GIVEN INSTRUCTION -
Transcribe, word for word, the stretch of the essay on the Iraq War from "On May 19th" through "up the mess.".

EXCERPTED TEXT -
On May 19th 2003. the U.S. cut short the peace keeping efforts of the U.N., and attacked Iraq. The destruction of Iraq was immediate and massive. Thousands of Iraqis were killed, and Iraq was left without electricity and water. Cultural institutions, schools and governmental facilities were destroyed. Iraqis were supposed to welcome the Americans with open arms - but waves of insurgents and suicide bombers rose from the rubble to fight Bush's plans to "free" Iraq. By mid-December 2003, Saddam Hussein was captured (no WMDs). The War had become an economic disaster we could ill-afford, and now America had the moral responsibility to pay billions more to clean up the mess.

2004 was Election Year for Americans. The war on Iraq was the most divisive campaign issue. Millions of Americans were opposed to Bush's Wars. Rifts in the public discourse had opened along racial lines with Black Americans against Republicans, Muslims against Christians, Red Necks against Blue Bloods. Issues were framed by how many American Flags could be draped on the speakers platforms and which candidate could say "God Bless America" with the greatest conviction. Americans were urged to vote for Bush, and to "stay the course" of Bush's Wars.

On Election Day 2004 America voted to give President Bush four more years. 56 million people voted against him, but 59 million voted for him - and thus to “stay the course” of his wars, both of which were bogged down with no clear cut “course” to “stay”, and no peaceable end in sight. We can't afford these wars (not emotionally and not economically), and, to make things worse, we have the moral responsibility to pay billions of dollars more to repair the mess we’d made. We can't afford the Presidency we voted for. Our external enemies are painful enough - but the enmity between Republicans and Democrats was even more problematic.

A couple of days after Election Day (they were still counting votes) the whole world witnessed live on TV the “shock-n-awe” night-time attack of the American Armed Forces against Fallujah - explosions, fire, bombs and rockets, death and destruction, chaos, Fallujah (mosques and all) on fire. Viewers were reminded of those WWII pictures of the bombing of Dresden and the dropping of the A-Bomb on Hiroshima – and, once more that "war ain’t pretty". In a sick way, we gave and got what we voted for - and a new wave of Muslims hated us.

Is a "War on Terror" such that "Geneva Conventions" can't be observed? Long before the torture scandals broke, the President’s men said that certain Muslims were "animals” who “didn't deserve humane treatment”. Thousands of Muslims have been racially profiled – wrongly imprisoned - and sent to places like Abu Ghraib and Quantanimo Bay, where they can be tortured and subjected to questionable interrogation techniques beyond the scrutiny of a free press, civil rights groups, and established legal systems. America can (and should) do better.

The President’s men confuse things by casual use of words like: "killers" and "murderers" - not to say that "our brave war-fighters” are "killers" - but to say instead that "their cowardly war-fighters” are "killers" and "murderers". When they say that "we don't do body counts" they tell the world that human life is not sacred - even cheap - and we deserve the prejudice heaped on us by the families of those we kill. What is the “moral value” of killing thousands of Afghans? or thousands of Iraqis? or thousands of anybody ???

ENTRIES PROVIDED -
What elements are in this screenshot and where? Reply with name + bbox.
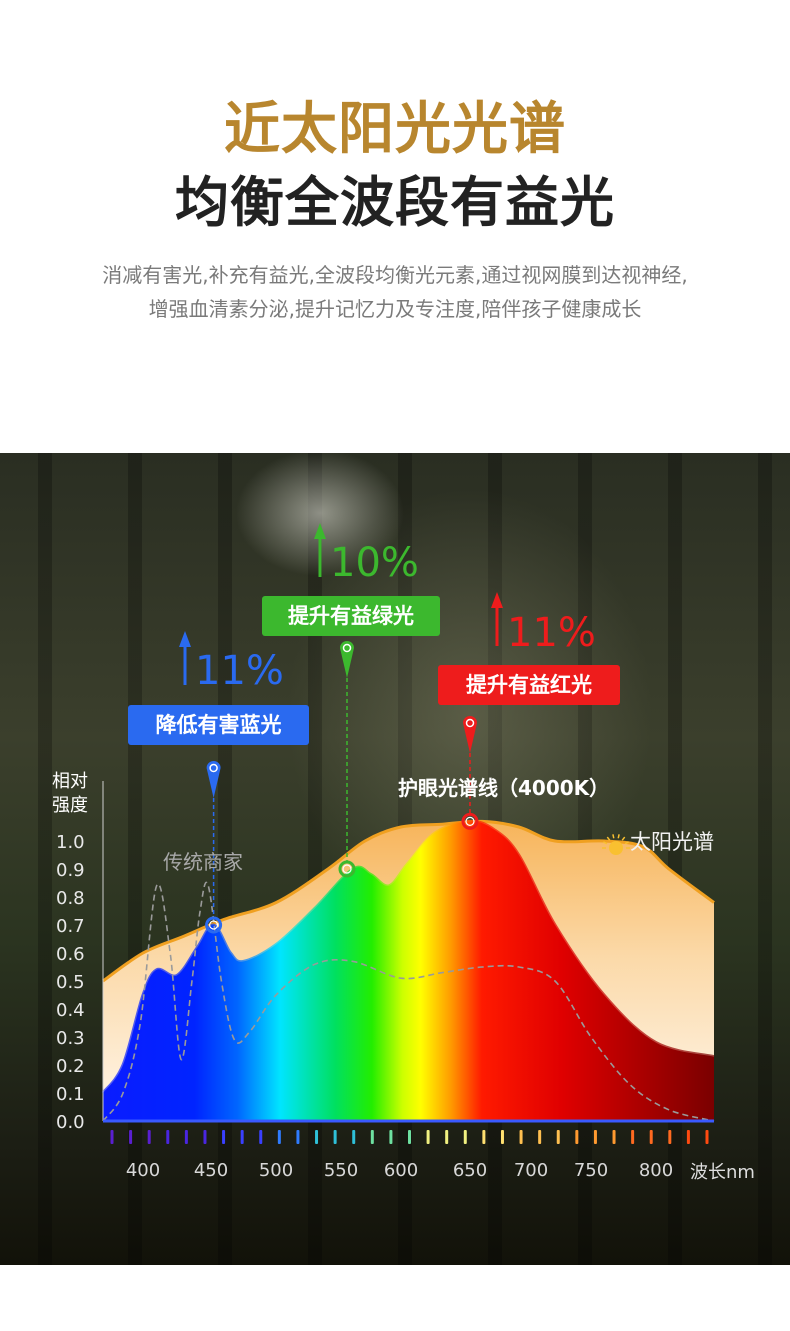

* * *

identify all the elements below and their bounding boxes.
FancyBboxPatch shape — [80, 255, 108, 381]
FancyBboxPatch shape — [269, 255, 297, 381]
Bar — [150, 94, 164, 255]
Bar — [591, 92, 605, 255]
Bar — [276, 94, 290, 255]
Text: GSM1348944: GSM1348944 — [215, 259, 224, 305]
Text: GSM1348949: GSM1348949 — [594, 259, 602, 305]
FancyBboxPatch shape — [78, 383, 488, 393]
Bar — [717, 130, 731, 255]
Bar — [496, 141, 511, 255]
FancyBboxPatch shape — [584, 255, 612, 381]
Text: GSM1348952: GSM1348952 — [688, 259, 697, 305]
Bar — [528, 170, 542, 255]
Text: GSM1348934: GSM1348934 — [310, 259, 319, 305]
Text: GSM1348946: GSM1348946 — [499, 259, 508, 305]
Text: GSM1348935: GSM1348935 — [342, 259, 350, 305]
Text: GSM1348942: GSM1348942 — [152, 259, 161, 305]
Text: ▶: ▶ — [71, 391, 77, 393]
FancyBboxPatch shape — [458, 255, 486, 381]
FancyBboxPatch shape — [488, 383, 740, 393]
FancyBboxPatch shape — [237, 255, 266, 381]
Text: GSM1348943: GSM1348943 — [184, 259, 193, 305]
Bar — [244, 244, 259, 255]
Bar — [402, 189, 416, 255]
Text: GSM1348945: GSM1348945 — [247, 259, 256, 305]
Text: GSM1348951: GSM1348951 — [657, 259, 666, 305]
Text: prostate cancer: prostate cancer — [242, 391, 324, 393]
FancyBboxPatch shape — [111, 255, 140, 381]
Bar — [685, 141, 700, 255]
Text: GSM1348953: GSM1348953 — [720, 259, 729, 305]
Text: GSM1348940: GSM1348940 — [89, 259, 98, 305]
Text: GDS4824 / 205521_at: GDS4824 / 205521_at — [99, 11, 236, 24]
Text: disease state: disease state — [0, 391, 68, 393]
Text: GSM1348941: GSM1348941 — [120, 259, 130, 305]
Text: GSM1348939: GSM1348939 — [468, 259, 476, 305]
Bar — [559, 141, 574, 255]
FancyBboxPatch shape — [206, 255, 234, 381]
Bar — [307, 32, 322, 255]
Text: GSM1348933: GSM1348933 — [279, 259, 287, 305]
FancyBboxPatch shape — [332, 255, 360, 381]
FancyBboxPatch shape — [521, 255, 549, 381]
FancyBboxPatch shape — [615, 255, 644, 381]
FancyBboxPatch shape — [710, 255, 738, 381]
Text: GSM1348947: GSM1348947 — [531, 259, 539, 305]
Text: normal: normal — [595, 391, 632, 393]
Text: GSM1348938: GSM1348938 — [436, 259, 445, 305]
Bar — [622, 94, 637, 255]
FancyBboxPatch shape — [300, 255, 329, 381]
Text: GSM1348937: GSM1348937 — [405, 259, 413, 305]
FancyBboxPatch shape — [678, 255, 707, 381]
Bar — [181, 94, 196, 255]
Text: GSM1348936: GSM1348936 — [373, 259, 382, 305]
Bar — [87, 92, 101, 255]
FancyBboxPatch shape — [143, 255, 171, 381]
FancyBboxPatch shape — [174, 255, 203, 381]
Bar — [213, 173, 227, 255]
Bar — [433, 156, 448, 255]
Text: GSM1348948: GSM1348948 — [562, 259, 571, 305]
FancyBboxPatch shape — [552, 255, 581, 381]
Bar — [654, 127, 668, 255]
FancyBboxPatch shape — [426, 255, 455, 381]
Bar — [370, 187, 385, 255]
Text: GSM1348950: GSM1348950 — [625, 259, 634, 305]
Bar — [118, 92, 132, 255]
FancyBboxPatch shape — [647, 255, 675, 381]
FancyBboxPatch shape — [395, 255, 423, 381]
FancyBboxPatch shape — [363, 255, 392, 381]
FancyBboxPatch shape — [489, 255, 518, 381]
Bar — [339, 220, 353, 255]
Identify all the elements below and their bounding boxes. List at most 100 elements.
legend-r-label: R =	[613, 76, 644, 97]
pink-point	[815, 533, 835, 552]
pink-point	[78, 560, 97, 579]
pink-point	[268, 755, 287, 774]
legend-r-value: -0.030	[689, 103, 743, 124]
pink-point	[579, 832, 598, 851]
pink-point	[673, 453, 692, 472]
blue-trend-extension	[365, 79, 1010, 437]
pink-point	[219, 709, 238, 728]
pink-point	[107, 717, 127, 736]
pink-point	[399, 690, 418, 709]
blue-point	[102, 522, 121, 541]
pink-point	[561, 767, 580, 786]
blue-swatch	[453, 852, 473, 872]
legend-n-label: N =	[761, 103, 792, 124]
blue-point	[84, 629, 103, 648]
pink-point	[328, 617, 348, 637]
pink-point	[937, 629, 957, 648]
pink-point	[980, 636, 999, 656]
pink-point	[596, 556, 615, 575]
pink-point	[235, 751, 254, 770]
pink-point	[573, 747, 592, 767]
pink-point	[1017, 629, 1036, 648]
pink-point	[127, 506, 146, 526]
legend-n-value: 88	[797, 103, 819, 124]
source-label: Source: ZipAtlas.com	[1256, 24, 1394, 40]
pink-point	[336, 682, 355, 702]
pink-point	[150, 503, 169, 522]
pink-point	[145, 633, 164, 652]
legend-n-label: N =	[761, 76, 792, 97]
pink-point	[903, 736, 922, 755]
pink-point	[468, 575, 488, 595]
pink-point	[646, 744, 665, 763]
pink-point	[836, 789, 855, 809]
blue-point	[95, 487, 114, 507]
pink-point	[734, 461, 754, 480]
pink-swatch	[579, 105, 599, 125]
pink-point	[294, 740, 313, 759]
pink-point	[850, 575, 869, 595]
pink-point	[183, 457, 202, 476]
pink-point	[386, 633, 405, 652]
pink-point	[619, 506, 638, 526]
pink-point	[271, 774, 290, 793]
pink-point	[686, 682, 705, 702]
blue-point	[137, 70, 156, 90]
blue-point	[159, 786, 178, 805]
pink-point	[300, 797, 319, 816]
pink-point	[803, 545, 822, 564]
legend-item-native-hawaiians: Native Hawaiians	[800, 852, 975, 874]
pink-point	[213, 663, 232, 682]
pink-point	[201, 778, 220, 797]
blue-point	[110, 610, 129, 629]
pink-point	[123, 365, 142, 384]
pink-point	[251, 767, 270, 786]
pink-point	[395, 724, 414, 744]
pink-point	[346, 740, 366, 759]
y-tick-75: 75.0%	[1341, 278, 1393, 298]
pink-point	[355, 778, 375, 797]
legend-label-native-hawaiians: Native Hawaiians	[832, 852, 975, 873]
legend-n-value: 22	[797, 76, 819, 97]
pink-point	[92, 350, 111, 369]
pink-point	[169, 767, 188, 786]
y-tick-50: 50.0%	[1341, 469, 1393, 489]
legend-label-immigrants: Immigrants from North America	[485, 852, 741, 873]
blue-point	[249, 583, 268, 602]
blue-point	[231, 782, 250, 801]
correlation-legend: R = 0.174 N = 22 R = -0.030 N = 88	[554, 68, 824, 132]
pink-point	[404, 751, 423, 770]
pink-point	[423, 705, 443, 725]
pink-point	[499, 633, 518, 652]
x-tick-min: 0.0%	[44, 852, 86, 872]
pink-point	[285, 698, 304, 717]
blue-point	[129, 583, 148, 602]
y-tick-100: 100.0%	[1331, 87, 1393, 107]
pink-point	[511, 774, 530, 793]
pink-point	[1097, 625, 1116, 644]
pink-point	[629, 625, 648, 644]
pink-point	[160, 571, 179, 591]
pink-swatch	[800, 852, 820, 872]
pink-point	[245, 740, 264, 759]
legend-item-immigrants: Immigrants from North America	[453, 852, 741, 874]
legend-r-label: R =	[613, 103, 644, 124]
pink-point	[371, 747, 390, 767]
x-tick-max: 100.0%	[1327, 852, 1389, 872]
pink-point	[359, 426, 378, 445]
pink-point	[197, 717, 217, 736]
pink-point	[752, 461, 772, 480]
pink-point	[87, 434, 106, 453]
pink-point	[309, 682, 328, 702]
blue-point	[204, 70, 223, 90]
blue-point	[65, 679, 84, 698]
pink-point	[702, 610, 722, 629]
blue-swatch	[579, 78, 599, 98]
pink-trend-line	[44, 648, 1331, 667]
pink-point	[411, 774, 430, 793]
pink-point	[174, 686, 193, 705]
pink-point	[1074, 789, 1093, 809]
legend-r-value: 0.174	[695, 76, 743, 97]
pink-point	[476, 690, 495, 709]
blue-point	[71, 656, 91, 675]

* * *

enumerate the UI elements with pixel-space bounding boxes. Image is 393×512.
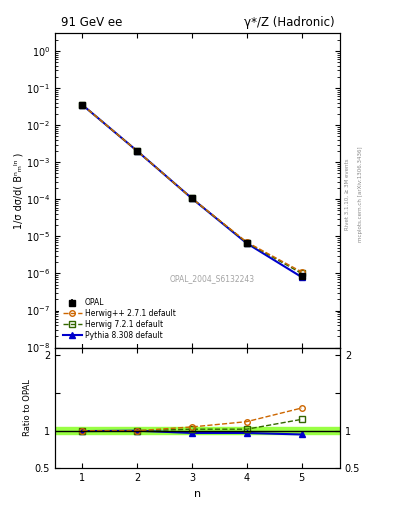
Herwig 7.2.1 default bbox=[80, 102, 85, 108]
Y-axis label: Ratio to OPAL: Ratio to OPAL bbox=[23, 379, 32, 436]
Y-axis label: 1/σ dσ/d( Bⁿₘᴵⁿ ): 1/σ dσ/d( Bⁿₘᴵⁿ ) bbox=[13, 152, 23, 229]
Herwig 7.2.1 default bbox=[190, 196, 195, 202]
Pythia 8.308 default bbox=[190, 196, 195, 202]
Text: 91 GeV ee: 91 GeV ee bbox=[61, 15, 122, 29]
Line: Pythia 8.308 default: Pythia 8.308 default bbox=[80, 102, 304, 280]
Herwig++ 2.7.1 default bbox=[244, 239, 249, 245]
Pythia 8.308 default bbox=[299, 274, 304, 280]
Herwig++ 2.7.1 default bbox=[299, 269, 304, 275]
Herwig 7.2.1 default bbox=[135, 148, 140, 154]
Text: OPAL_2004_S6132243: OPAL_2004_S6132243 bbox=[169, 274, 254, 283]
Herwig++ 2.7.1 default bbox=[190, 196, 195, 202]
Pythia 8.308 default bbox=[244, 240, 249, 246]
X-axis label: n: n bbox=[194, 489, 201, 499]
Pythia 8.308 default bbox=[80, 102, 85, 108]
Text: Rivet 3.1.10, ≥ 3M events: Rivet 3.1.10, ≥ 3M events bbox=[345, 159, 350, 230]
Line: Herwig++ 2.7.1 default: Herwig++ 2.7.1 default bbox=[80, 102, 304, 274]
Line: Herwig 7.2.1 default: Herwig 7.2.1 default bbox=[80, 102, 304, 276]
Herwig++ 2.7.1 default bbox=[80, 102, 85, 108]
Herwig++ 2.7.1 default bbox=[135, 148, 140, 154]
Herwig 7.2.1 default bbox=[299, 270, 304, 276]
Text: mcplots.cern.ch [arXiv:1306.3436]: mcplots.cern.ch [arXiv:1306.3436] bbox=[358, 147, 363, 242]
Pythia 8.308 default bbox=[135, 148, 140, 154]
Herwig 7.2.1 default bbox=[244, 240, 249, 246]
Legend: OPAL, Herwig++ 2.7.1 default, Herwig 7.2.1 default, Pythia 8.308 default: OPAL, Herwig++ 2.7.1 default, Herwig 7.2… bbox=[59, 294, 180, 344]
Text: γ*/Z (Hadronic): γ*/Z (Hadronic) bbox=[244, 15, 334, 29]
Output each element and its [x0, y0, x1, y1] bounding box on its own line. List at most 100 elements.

SOLUTION -
On May 19th 2003. the U.S. cut short the peace keeping efforts of the U.N., and attacked Iraq. The destruction of Iraq was immediate and massive. Thousands of Iraqis were killed, and Iraq was left without electricity and water. Cultural institutions, schools and governmental facilities were destroyed. Iraqis were supposed to welcome the Americans with open arms - but waves of insurgents and suicide bombers rose from the rubble to fight Bush's plans to "free" Iraq. By mid-December 2003, Saddam Hussein was captured (no WMDs). The War had become an economic disaster we could ill-afford, and now America had the moral responsibility to pay billions more to clean up the mess.